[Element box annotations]

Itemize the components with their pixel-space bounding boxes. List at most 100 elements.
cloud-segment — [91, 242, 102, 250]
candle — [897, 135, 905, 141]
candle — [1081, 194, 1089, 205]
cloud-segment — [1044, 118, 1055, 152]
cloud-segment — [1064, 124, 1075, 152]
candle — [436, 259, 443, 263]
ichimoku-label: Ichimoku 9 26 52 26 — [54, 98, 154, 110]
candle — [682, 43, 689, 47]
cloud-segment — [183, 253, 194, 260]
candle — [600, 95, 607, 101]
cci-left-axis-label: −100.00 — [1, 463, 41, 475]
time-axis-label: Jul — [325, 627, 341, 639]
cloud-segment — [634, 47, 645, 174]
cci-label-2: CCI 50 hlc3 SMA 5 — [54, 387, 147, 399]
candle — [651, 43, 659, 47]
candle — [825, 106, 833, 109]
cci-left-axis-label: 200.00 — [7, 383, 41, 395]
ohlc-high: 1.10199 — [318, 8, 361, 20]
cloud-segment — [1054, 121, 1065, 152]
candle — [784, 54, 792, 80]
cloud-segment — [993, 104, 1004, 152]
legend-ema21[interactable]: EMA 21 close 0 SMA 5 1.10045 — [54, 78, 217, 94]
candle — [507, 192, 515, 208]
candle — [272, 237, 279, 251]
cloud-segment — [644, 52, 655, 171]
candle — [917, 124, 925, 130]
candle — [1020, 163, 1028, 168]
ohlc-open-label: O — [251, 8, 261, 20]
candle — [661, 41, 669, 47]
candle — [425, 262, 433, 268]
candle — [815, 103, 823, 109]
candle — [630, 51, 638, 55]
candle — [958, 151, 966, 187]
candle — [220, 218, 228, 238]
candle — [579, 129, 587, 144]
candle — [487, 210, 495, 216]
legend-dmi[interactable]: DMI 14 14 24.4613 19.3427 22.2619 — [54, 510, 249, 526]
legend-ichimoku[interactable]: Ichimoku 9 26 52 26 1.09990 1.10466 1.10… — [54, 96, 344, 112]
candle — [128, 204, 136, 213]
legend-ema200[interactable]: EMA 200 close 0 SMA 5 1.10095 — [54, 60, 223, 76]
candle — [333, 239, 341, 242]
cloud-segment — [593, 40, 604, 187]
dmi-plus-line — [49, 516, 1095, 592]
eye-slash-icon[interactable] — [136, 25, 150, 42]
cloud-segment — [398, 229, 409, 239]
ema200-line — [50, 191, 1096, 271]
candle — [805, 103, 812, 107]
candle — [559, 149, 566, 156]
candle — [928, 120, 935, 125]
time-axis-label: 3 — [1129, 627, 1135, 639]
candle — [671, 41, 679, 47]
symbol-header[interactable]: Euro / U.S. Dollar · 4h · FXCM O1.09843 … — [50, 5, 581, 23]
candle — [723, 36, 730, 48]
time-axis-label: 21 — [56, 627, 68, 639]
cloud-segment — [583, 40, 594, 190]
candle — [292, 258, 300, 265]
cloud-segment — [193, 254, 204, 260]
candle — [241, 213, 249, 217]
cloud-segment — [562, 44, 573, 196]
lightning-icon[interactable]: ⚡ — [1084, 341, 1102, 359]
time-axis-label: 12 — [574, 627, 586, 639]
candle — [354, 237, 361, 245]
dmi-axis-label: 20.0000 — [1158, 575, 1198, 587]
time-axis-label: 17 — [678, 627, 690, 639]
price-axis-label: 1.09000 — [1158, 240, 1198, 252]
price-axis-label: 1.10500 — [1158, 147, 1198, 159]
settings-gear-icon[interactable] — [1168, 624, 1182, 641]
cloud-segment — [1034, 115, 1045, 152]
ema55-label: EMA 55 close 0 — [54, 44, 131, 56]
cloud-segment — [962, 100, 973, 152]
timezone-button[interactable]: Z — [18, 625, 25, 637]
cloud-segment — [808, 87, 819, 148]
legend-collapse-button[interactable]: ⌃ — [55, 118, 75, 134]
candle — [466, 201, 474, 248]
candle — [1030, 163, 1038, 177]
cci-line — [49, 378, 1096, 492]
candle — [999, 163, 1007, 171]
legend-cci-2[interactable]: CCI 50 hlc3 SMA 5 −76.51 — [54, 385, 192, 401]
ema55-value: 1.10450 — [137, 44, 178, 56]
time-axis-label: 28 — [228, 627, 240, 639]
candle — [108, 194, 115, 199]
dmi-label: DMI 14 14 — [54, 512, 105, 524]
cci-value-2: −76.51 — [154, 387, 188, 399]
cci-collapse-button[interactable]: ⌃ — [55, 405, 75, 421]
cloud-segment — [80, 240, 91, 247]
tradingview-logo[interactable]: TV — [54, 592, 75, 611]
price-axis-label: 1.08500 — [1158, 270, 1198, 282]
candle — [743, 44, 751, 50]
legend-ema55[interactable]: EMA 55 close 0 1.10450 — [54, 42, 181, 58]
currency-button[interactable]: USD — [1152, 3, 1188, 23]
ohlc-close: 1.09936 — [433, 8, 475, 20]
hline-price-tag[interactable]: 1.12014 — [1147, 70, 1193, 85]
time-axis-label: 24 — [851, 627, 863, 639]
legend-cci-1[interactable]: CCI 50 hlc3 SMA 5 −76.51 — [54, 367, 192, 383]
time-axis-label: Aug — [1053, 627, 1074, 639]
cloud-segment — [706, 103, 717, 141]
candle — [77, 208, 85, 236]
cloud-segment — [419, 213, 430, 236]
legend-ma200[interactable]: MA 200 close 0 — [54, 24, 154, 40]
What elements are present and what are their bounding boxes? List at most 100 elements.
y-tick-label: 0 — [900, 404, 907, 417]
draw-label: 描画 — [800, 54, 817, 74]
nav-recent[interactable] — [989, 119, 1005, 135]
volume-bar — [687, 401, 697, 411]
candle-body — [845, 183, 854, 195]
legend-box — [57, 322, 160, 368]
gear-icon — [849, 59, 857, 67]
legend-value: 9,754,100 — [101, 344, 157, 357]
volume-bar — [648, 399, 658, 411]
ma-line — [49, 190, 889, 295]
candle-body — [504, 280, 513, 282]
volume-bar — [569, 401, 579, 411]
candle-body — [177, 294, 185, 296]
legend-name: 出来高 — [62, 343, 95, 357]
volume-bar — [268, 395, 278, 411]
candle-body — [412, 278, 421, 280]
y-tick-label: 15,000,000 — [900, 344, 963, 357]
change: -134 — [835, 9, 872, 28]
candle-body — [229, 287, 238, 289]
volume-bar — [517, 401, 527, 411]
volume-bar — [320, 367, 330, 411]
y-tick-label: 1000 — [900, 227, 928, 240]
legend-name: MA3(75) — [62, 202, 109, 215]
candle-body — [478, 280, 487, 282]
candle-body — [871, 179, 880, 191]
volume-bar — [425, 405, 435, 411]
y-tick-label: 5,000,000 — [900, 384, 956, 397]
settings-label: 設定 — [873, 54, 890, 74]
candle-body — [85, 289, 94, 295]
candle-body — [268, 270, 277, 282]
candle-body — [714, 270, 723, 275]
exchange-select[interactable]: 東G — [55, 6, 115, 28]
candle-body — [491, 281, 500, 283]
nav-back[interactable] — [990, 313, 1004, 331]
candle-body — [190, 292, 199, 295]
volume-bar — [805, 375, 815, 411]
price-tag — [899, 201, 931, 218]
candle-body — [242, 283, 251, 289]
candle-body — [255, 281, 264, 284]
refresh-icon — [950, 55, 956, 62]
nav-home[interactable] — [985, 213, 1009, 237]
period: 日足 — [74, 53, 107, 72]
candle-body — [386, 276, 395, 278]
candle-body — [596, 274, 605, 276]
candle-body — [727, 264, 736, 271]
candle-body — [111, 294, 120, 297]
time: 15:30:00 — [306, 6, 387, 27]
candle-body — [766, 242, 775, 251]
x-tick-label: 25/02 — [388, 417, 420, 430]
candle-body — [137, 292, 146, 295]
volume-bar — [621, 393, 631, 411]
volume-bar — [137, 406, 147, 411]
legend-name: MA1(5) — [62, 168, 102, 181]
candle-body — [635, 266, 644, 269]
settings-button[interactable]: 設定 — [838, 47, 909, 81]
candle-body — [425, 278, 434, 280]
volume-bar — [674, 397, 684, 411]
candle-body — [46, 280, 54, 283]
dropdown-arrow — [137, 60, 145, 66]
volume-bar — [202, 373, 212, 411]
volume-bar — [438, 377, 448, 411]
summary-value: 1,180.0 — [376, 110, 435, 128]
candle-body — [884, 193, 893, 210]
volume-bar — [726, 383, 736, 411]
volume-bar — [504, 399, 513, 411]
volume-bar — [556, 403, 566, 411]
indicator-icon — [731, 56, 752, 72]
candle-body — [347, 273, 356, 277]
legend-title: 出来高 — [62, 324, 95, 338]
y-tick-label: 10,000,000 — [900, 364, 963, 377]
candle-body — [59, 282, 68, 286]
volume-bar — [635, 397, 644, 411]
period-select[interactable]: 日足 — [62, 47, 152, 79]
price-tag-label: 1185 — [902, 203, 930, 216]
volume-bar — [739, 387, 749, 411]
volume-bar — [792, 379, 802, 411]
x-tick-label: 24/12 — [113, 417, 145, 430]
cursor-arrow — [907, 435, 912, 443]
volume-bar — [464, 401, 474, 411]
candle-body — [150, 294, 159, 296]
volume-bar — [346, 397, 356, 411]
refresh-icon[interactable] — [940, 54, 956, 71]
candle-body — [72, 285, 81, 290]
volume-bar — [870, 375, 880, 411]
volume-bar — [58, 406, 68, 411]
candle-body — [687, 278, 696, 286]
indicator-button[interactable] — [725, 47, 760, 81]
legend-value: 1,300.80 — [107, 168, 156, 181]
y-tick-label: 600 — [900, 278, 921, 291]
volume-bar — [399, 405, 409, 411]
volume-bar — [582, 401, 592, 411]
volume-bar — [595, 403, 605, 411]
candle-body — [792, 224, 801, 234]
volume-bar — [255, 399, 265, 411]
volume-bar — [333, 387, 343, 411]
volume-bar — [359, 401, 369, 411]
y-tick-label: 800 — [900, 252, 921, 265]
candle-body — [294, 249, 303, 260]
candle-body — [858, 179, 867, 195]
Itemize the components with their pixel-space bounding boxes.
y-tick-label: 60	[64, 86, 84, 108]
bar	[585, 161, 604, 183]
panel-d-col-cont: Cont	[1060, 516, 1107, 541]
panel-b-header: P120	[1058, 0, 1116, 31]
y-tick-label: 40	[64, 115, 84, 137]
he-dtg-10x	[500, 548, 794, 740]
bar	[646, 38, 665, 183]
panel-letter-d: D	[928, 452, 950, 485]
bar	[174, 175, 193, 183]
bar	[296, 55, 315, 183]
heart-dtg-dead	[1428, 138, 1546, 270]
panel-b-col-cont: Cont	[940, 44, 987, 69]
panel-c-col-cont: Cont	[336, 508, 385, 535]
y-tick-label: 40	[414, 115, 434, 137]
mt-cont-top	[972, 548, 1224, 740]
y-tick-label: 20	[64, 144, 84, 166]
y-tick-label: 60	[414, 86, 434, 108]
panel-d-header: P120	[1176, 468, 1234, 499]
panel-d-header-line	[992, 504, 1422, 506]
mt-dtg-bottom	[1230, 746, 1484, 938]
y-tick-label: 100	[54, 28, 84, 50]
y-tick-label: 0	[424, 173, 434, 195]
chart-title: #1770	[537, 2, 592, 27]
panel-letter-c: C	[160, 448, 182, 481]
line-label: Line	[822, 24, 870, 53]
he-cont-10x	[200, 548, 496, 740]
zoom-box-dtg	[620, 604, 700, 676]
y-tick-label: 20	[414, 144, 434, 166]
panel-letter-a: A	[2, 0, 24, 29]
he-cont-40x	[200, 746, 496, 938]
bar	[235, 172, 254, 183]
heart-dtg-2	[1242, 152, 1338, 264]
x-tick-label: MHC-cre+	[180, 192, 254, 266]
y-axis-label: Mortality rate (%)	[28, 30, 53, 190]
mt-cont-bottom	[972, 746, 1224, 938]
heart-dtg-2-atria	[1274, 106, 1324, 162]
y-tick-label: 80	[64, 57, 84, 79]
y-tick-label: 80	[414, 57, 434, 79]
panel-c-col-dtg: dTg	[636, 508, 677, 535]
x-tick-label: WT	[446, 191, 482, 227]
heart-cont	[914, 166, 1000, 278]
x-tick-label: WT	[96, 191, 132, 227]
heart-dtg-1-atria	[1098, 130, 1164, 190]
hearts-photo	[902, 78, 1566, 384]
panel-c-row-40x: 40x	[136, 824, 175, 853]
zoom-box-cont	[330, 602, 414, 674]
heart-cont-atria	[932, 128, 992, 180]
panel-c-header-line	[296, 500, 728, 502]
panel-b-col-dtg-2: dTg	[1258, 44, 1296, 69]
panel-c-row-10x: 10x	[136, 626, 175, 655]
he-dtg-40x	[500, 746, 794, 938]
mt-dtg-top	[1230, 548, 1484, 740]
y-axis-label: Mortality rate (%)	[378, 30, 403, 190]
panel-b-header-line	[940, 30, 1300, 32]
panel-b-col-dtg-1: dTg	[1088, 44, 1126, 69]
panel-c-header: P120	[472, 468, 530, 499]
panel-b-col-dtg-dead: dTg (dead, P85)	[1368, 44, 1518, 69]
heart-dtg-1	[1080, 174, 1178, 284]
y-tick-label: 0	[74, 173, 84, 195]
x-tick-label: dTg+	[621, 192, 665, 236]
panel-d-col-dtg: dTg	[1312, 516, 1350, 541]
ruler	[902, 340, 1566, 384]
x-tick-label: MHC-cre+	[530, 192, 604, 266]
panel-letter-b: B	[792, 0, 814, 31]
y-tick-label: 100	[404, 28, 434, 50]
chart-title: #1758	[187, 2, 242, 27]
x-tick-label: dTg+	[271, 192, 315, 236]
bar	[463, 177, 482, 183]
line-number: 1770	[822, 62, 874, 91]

* Directive *
Copy the lines from the first one through the line containing "legend-ema21[interactable]: EMA 21", putting "cloud-band" in place of "cloud-segment" wherever it occurs and keeping everything else the same.

* Solution *
Itemize the components with their pixel-space bounding boxes. List at most 100 elements.
cloud-band — [91, 242, 102, 250]
candle — [897, 135, 905, 141]
candle — [1081, 194, 1089, 205]
cloud-band — [1044, 118, 1055, 152]
cloud-band — [1064, 124, 1075, 152]
candle — [436, 259, 443, 263]
ichimoku-label: Ichimoku 9 26 52 26 — [54, 98, 154, 110]
candle — [682, 43, 689, 47]
cloud-band — [183, 253, 194, 260]
candle — [600, 95, 607, 101]
cci-left-axis-label: −100.00 — [1, 463, 41, 475]
time-axis-label: Jul — [325, 627, 341, 639]
cloud-band — [634, 47, 645, 174]
cci-label-2: CCI 50 hlc3 SMA 5 — [54, 387, 147, 399]
candle — [651, 43, 659, 47]
candle — [825, 106, 833, 109]
cci-left-axis-label: 200.00 — [7, 383, 41, 395]
ohlc-high: 1.10199 — [318, 8, 361, 20]
cloud-band — [1054, 121, 1065, 152]
candle — [784, 54, 792, 80]
cloud-band — [993, 104, 1004, 152]
legend-ema21[interactable]: EMA 21 close 0 SMA 5 1.10045 — [54, 78, 217, 94]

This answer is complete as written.